> **Quoted text**:

Tuesday, November 07, 2006

Elkins, J. 2003. What happened to art criticism? Prickly Paradigm Press: Chicago.

What has happened to art criticism. To be honest, I don't know. I don't have an opinion, mostly because I'm largely ignorant of art criticism, art history, and the history of art criticism -- the triple juncture that is the subject of James Elkins reflection. Besides, how positively superciliously gratuitous it would be to criticize this criticism of the criticism of art.

I didn't read this book as an entre to art criticism, though (and perhaps advisedly -- for, if Elkins is right, art criticism is in a state of sad disrepair). Rather, I picked it up because I've been taken with a notion that there needs to be something akin to art criticism (or akin to what art criticism should be) for science. We need a science criticism. Now, this is something about which I'm likely to have an opinion.

What is the reason for thinking there should be a science criticism? Science, like art (on my telling, anyway), results from a special mix of technique and substance, facts-in-the-world and their rational representational, perceptions and the theories in which they are constituted. Further, scientific theories (and not just theories -- data, technology, methods, all of it) are evaluated according to theoretical virtues: elegance, simplicity, completeness, and accuracy among others. Now, the purpose of this brief essay is not to delve (deeply) into the nature of science, its methods, or its epistemologies. Can we just agree that there is in science, somewhere, an element of art? And, in our modern technically-infused (if not strictly technocratic) society, as much as there is for the history of science, the philosophy of science, the sociology of science, science policy, science ethics, and scientific law, indeed even popular science, also a place for science criticism? I think it is so.

So suppose you agree with me. What, then, should science criticism look like? It is to answer this question that I have turned, inter alia, to Elkins. In outline, the purpose of science criticism would be to pass judgments on all the different parts of science (its theories, its data, its methods, etc.) with respect to the theoretical and practical virtues good science seeks to satisfy. Admittedly, these virtues are not settled (which is to be preferred, an elegant theory or one that unifies disparate phenomena?). But isn't deliberating the relative merits of different virtues (and different virtue systems) a task suited to critical discourse? Like other criticisms, science criticism will probably be 10% global, taking the long view of science's history, and 90% local, passing judgment on just this or that part with respect to its role in the vast enterprise. For each piece of science, the critic's eye will bring to view the subtle and compelling features of a "work" while exposing incongruence, ugliness, and slapdash. Analysis will be unforgiving and our science will be better for it.

Element position data:
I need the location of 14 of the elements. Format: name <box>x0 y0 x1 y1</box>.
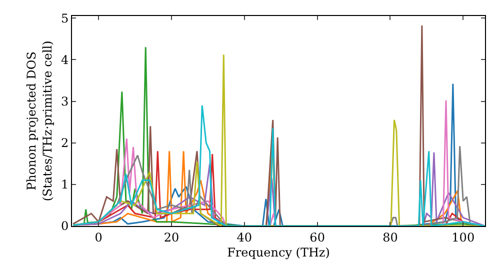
y-tick-label: 5 <box>60 11 69 26</box>
y-tick-label: 0 <box>60 219 69 234</box>
y-tick-label: 1 <box>60 178 69 192</box>
x-tick-label: 60 <box>310 230 325 244</box>
x-tick-label: 40 <box>236 230 252 244</box>
x-tick-label: 100 <box>452 230 475 244</box>
y-tick-label: 3 <box>60 94 69 108</box>
y-tick-label: 4 <box>60 52 69 67</box>
x-tick-label: 0 <box>94 230 102 244</box>
y-tick-label: 2 <box>60 136 69 150</box>
y-axis-title: Phonon projected DOS (States/THz·primitive cell) <box>24 40 54 202</box>
x-tick-label: 20 <box>164 230 180 244</box>
x-tick-label: 80 <box>382 230 398 244</box>
x-axis-title: Frequency (THz) <box>227 245 330 260</box>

> **Exercise goal**: Continue the blog post on art criticism and science criticism from the point where it stops.

> **Exercise output**:
Let us see, then, what the critic of criticism has to say. Here are some nuggets. May we hope never to have the occasion where we must ask, what has happened to science criticism?
  • Art criticism is not considered as part of the brief of art history: it is not a historical discipline, but something akin to creative writing (p. 8)
  • The lack of an academic practice of art criticism... means that art criticism is unmoored. Its freedom is exhilerating, occasionally, but for a steady reader it is stultifying. (p. 8-9)
  • If it were disciplinary in any sense, it would have a center of some kind against which to push. At the moment art critics feel very little resistance... An academic discipline, as fractious and contradictory as it may be, puts two kinds of pressure on a practitioner: it compels an awareness of colleagues, and it instills a sense of the history of previous efforts. Both are absent, with spectacular and fantastical effect, from current art criticism. (p. 9)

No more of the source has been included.